Go through the listing and copy each line with the string "County".

----- TASK DATA -----

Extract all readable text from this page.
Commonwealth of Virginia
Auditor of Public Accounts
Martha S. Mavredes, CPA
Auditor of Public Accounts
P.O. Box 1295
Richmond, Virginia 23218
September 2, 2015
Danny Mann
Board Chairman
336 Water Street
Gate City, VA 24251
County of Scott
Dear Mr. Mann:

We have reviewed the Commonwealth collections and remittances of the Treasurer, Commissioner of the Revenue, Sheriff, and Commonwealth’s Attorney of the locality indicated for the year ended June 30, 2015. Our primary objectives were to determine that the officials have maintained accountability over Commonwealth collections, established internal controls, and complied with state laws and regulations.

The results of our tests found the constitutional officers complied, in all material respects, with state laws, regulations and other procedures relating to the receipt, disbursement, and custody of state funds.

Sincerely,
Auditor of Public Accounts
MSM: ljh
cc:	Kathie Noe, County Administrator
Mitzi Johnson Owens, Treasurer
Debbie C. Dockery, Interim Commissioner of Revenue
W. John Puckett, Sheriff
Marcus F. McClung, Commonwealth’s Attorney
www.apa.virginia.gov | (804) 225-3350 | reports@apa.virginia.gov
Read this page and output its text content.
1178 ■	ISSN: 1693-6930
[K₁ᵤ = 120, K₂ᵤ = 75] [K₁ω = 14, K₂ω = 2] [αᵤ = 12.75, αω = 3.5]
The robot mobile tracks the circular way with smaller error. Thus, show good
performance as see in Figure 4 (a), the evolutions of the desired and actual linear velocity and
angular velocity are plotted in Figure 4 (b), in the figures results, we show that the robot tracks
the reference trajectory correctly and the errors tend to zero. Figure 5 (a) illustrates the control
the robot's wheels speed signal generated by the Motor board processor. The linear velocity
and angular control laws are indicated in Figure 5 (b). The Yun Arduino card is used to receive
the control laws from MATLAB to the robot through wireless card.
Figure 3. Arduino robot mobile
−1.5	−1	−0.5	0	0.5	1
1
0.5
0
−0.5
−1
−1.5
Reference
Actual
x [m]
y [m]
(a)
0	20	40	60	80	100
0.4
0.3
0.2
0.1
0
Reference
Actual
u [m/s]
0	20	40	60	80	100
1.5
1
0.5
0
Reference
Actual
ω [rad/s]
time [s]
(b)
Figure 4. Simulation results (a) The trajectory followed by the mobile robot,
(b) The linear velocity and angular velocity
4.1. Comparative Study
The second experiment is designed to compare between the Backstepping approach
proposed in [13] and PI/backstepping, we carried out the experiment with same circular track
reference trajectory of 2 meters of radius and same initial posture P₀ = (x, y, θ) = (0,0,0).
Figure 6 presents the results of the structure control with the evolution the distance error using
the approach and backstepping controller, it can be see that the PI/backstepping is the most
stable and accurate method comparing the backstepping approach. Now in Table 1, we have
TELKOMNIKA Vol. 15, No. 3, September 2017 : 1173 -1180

-----

● **THE REPLY**:
County of Scott
cc:	Kathie Noe, County Administrator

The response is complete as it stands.